## [YOUR TASK]
Pick out each line below containing "Manfredini".

## [PROVIDED ENTRIES]
----------
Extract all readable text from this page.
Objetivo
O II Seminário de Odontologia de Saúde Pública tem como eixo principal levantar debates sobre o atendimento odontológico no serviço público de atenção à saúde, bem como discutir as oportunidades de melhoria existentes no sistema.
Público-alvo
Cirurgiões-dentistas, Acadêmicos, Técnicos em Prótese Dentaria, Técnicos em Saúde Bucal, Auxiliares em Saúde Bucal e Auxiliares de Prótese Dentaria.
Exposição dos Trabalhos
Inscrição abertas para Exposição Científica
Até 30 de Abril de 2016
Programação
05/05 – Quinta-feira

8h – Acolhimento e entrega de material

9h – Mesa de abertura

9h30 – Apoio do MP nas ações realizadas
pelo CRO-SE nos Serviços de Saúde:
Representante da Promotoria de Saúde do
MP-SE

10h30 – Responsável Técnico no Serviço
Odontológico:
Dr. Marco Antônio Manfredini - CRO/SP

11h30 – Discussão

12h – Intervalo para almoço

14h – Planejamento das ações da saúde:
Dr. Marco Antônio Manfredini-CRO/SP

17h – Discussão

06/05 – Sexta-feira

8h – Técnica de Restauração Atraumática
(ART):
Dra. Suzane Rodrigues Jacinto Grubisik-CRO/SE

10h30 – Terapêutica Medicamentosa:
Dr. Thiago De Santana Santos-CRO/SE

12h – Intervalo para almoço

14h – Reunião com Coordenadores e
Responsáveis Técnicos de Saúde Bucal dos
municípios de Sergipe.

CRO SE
----------
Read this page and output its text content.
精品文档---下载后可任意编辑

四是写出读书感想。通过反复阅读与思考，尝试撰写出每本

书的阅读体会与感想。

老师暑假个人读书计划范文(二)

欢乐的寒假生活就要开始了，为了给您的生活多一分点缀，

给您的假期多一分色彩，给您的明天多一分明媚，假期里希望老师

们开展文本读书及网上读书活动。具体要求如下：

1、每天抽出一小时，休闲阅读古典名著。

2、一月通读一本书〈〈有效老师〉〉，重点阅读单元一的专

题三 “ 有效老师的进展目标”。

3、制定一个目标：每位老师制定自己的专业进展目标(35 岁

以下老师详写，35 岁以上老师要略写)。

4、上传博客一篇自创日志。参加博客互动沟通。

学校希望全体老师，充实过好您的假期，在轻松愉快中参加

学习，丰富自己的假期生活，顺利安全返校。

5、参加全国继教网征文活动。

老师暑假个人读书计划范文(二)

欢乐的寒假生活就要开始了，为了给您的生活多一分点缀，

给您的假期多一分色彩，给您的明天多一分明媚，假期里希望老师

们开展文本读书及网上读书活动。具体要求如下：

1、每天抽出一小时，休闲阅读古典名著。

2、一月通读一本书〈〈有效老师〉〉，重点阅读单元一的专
----------
## [IN RESPONSE]
Dr. Marco Antônio Manfredini - CRO/SP
Dr. Marco Antônio Manfredini-CRO/SP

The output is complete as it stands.